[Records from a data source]

....

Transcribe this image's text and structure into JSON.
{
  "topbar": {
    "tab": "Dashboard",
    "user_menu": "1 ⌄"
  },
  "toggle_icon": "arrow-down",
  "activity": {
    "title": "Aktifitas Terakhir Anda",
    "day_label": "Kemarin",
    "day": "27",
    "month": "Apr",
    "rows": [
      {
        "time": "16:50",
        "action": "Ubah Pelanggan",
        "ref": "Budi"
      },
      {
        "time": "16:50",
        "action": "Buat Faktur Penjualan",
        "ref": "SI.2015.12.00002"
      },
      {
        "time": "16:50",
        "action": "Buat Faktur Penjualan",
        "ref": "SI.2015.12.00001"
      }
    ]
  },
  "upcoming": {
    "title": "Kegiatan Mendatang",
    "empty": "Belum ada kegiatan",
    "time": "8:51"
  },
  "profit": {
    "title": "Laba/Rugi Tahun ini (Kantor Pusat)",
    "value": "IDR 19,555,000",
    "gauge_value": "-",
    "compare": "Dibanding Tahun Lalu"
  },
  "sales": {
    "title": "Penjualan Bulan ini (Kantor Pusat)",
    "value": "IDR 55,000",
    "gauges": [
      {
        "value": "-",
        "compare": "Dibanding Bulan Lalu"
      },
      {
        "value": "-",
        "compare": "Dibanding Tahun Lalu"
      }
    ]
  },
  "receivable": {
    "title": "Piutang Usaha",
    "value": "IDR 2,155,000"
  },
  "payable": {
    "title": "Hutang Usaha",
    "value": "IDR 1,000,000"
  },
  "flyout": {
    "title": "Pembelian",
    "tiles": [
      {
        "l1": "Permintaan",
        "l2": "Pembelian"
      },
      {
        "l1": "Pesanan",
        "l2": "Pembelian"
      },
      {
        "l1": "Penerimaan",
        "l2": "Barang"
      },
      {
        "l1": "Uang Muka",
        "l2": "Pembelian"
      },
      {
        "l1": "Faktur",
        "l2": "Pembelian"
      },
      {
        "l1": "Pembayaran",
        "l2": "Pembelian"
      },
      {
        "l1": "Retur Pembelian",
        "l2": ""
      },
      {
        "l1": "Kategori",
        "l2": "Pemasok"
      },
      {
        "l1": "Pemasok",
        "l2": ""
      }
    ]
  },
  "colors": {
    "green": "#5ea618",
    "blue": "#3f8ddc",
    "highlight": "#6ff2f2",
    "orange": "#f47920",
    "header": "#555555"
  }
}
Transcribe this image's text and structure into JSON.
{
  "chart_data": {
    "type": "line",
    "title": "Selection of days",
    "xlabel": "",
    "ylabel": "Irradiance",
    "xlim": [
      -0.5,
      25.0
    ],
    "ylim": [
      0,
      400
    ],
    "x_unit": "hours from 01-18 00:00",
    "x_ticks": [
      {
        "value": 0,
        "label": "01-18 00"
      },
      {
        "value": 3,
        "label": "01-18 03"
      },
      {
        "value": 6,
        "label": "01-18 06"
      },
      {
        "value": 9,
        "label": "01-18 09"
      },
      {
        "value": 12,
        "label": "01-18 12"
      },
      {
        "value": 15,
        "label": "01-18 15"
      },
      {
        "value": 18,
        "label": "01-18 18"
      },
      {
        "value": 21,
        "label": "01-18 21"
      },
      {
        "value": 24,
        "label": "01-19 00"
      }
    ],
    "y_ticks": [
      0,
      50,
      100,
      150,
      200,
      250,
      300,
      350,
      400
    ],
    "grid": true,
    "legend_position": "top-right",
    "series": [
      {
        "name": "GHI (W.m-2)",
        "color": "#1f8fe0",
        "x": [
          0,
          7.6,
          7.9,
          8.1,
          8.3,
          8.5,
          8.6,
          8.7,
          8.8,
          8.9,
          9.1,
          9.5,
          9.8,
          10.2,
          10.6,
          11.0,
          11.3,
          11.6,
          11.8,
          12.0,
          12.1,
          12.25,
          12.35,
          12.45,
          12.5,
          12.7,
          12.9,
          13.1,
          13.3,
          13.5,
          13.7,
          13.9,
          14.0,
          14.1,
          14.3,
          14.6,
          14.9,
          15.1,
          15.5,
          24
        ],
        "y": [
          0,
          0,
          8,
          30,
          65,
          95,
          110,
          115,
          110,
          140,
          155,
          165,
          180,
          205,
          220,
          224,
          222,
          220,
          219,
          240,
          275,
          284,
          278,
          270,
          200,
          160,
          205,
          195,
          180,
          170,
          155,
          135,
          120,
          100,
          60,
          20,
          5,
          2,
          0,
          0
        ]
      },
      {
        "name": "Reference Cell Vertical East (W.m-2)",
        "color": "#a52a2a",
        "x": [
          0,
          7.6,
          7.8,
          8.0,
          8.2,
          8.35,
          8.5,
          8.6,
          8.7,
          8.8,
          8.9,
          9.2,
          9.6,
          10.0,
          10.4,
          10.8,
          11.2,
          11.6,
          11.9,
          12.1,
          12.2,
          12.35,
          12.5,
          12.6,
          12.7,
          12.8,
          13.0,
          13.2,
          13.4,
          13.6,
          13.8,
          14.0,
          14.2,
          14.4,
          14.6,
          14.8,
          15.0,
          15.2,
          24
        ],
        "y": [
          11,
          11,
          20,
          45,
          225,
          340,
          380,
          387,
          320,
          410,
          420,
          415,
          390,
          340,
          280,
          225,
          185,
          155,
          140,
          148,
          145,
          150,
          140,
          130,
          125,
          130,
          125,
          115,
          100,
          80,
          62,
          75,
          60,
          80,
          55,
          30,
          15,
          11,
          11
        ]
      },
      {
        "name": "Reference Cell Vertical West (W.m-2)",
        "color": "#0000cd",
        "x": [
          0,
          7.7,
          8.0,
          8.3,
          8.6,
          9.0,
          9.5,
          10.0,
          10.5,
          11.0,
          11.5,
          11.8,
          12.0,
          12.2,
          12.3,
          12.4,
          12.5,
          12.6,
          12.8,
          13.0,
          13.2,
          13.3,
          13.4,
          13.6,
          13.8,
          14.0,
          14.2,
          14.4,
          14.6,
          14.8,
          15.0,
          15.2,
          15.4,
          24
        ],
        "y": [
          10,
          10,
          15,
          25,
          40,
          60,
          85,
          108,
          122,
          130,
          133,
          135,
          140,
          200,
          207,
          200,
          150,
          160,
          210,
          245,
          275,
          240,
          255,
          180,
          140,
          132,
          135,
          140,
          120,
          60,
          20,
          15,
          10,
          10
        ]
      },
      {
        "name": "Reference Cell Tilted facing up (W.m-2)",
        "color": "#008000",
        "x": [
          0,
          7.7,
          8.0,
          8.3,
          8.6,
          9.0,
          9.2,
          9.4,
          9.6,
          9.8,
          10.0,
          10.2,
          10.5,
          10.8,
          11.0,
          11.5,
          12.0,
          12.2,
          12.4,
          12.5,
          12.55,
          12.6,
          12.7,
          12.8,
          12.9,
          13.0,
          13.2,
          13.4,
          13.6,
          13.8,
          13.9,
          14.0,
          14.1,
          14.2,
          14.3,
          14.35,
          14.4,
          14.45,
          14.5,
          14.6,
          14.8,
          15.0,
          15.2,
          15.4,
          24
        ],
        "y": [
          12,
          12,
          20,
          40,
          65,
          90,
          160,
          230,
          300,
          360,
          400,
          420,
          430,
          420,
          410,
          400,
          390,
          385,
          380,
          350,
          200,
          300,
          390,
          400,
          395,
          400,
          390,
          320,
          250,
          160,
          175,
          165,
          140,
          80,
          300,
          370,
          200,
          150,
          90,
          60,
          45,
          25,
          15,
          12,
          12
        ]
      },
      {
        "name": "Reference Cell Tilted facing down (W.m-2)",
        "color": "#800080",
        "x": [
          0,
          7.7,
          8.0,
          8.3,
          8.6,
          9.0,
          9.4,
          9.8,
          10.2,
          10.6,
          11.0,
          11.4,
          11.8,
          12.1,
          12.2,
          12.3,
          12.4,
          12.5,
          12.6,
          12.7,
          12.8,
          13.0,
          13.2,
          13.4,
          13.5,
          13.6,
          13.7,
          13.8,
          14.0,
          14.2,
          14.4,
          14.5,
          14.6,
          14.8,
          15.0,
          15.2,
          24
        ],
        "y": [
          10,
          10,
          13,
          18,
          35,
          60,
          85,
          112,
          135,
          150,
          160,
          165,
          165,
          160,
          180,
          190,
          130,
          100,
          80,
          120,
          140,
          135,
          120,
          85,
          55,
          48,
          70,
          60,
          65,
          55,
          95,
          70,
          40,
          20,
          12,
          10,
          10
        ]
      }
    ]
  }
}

....

■ **Problem description**
Where a line holds the string "title", copy that line.

■ **Final result**
    "title": "Aktifitas Terakhir Anda",
    "title": "Kegiatan Mendatang",
    "title": "Laba/Rugi Tahun ini (Kantor Pusat)",
    "title": "Penjualan Bulan ini (Kantor Pusat)",
    "title": "Piutang Usaha",
    "title": "Hutang Usaha",
    "title": "Pembelian",
    "title": "Selection of days",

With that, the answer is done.